> **Written problem**
State how many lines include "الدر", giving the number by itself.

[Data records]
------------------------------------

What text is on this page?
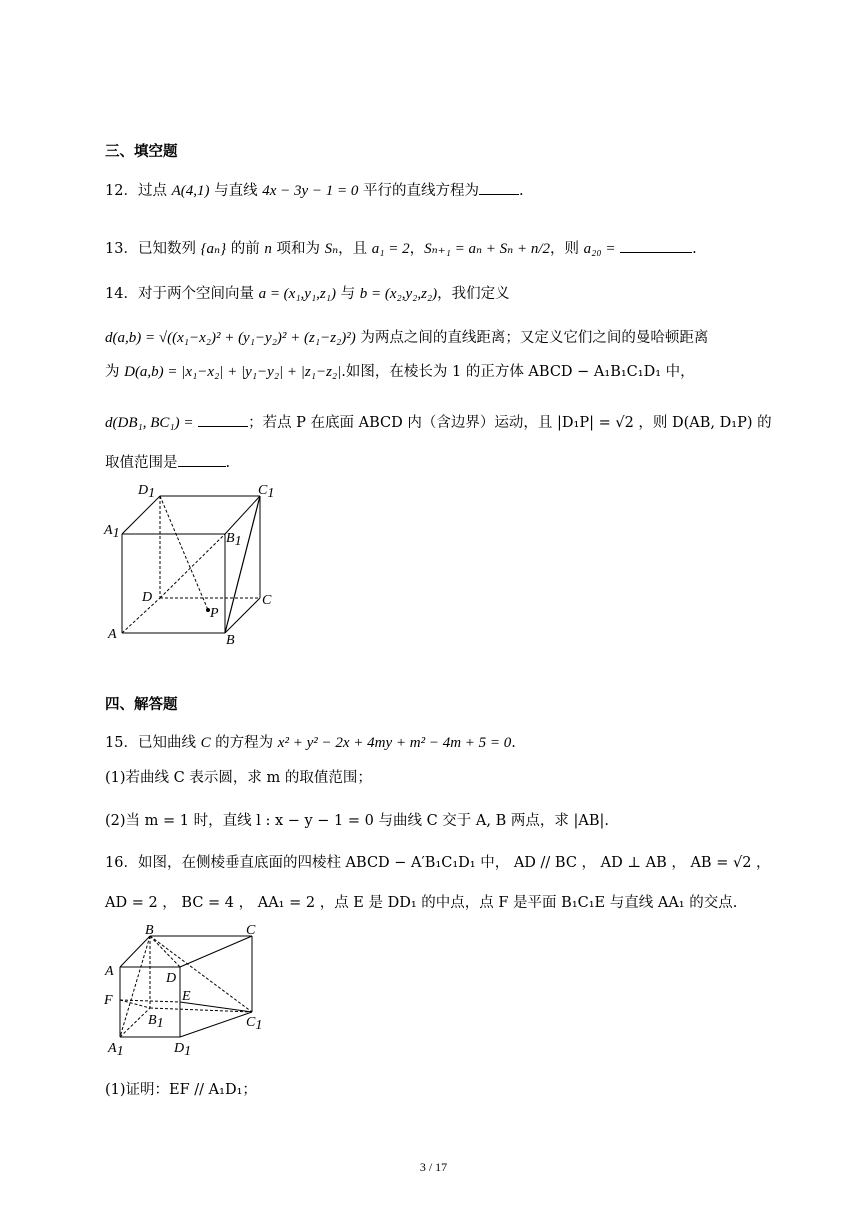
三、填空题
12．过点 A(4,1) 与直线 4x − 3y − 1 = 0 平行的直线方程为	.
13．已知数列 {aₙ} 的前 n 项和为 Sₙ，且 a₁ = 2，Sₙ₊₁ = aₙ + Sₙ + n/2，则 a₂₀ =	.
14．对于两个空间向量 a = (x₁,y₁,z₁) 与 b = (x₂,y₂,z₂)，我们定义
d(a,b) = √((x₁−x₂)² + (y₁−y₂)² + (z₁−z₂)²) 为两点之间的直线距离；又定义它们之间的曼哈顿距离
为 D(a,b) = |x₁−x₂| + |y₁−y₂| + |z₁−z₂|.如图，在棱长为 1 的正方体 ABCD − A₁B₁C₁D₁ 中，
d(DB₁, BC₁) =	；若点 P 在底面 ABCD 内（含边界）运动，且 |D₁P| = √2 ，则 D(AB, D₁P) 的
取值范围是	.
D1	C1
A1	B1
D	C
A	B
P
四、解答题
15．已知曲线 C 的方程为 x² + y² − 2x + 4my + m² − 4m + 5 = 0.
(1)若曲线 C 表示圆，求 m 的取值范围；
(2)当 m = 1 时，直线 l : x − y − 1 = 0 与曲线 C 交于 A, B 两点，求 |AB|.
16．如图，在侧棱垂直底面的四棱柱 ABCD − A′B₁C₁D₁ 中， AD // BC ， AD ⊥ AB ， AB = √2 ，
AD = 2 ， BC = 4 ， AA₁ = 2 ，点 E 是 DD₁ 的中点，点 F 是平面 B₁C₁E 与直线 AA₁ 的交点.
B	C
A	D
E
F
B1	C1
A1	D1
(1)证明：EF // A₁D₁；
3 / 17
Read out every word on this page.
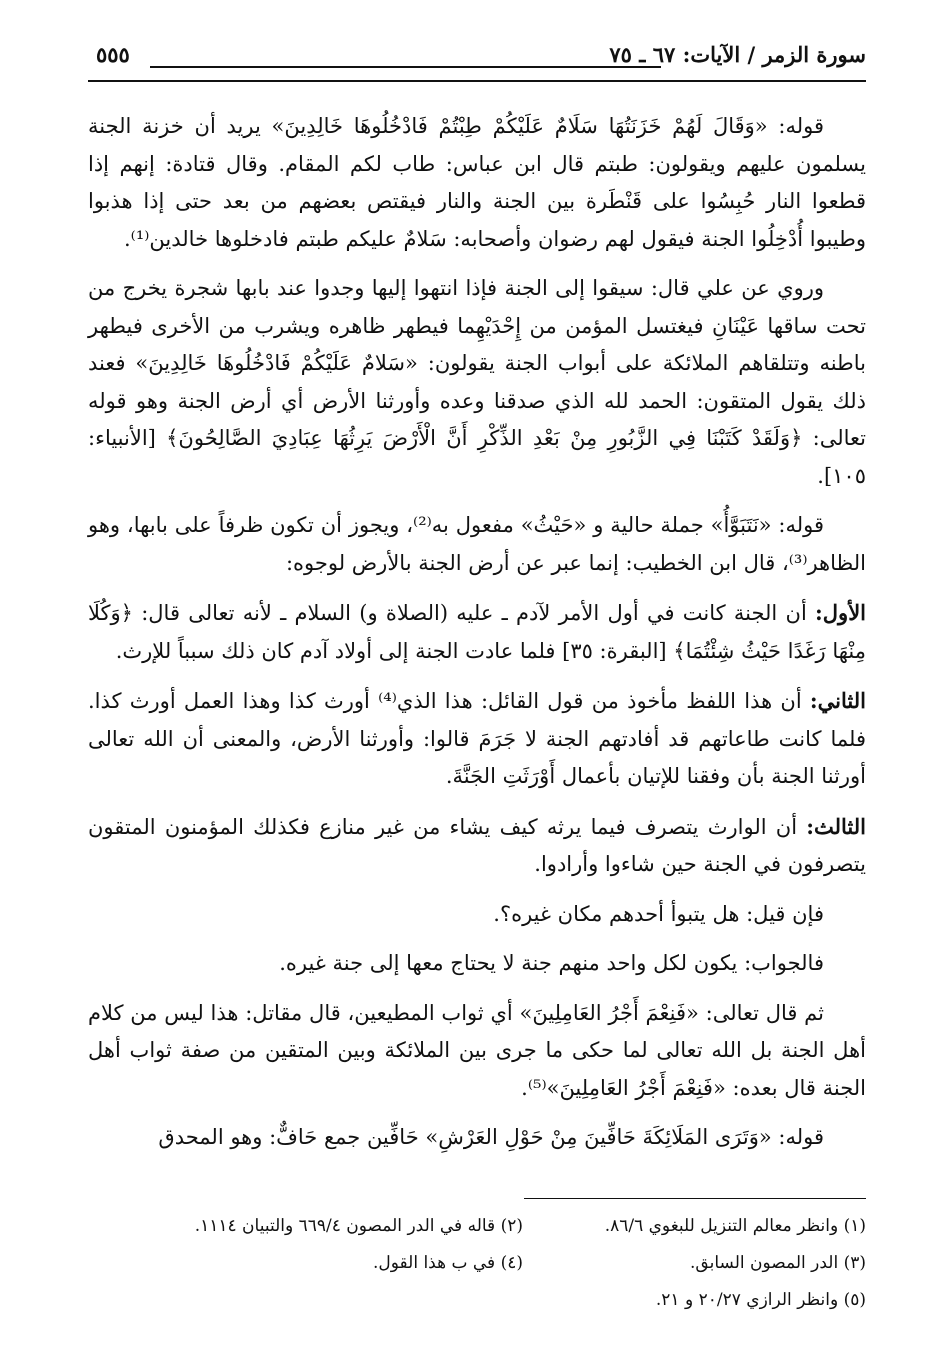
سورة الزمر / الآيات: ٦٧ ـ ٧٥
٥٥٥

قوله: «وَقَالَ لَهُمْ خَزَنَتُهَا سَلَامٌ عَلَيْكُمْ طِبْتُمْ فَادْخُلُوهَا خَالِدِينَ» يريد أن خزنة الجنة يسلمون عليهم ويقولون: طبتم قال ابن عباس: طاب لكم المقام. وقال قتادة: إنهم إذا قطعوا النار حُبِسُوا على قَنْطَرة بين الجنة والنار فيقتص بعضهم من بعد حتى إذا هذبوا وطيبوا أُدْخِلُوا الجنة فيقول لهم رضوان وأصحابه: سَلامٌ عليكم طبتم فادخلوها خالدين⁽¹⁾.

وروي عن علي قال: سيقوا إلى الجنة فإذا انتهوا إليها وجدوا عند بابها شجرة يخرج من تحت ساقها عَيْنَانِ فيغتسل المؤمن من إِحْدَيْهِما فيطهر ظاهره ويشرب من الأخرى فيطهر باطنه وتتلقاهم الملائكة على أبواب الجنة يقولون: «سَلامٌ عَلَيْكُمْ فَادْخُلُوهَا خَالِدِينَ» فعند ذلك يقول المتقون: الحمد لله الذي صدقنا وعده وأورثنا الأرض أي أرض الجنة وهو قوله تعالى: ﴿وَلَقَدْ كَتَبْنَا فِي الزَّبُورِ مِنْ بَعْدِ الذِّكْرِ أَنَّ الْأَرْضَ يَرِثُهَا عِبَادِيَ الصَّالِحُونَ﴾ [الأنبياء: ١٠٥].

قوله: «نَتَبَوَّأُ» جملة حالية و «حَيْثُ» مفعول به⁽²⁾، ويجوز أن تكون ظرفاً على بابها، وهو الظاهر⁽³⁾، قال ابن الخطيب: إنما عبر عن أرض الجنة بالأرض لوجوه:

الأول: أن الجنة كانت في أول الأمر لآدم ـ عليه (الصلاة و) السلام ـ لأنه تعالى قال: ﴿وَكُلَا مِنْهَا رَغَدًا حَيْثُ شِئْتُمَا﴾ [البقرة: ٣٥] فلما عادت الجنة إلى أولاد آدم كان ذلك سبباً للإرث.

الثاني: أن هذا اللفظ مأخوذ من قول القائل: هذا الذي⁽⁴⁾ أورث كذا وهذا العمل أورث كذا. فلما كانت طاعاتهم قد أفادتهم الجنة لا جَرَمَ قالوا: وأورثنا الأرض، والمعنى أن الله تعالى أورثنا الجنة بأن وفقنا للإتيان بأعمال أَوْرَثَتِ الجَنَّةَ.

الثالث: أن الوارث يتصرف فيما يرثه كيف يشاء من غير منازع فكذلك المؤمنون المتقون يتصرفون في الجنة حين شاءوا وأرادوا.

فإن قيل: هل يتبوأ أحدهم مكان غيره؟.

فالجواب: يكون لكل واحد منهم جنة لا يحتاج معها إلى جنة غيره.

ثم قال تعالى: «فَنِعْمَ أَجْرُ العَامِلِينَ» أي ثواب المطيعين، قال مقاتل: هذا ليس من كلام أهل الجنة بل الله تعالى لما حكى ما جرى بين الملائكة وبين المتقين من صفة ثواب أهل الجنة قال بعده: «فَنِعْمَ أَجْرُ العَامِلِينَ»⁽⁵⁾.

قوله: «وَتَرَى المَلَائِكَةَ حَافِّينَ مِنْ حَوْلِ العَرْشِ» حَافِّين جمع حَافٌّ: وهو المحدق

(١) وانظر معالم التنزيل للبغوي ٨٦/٦.
(٢) قاله في الدر المصون ٦٦٩/٤ والتبيان ١١١٤.
(٣) الدر المصون السابق.
(٤) في ب هذا القول.
(٥) وانظر الرازي ٢٠/٢٧ و ٢١.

------------------------------------

> **Expected answer**
2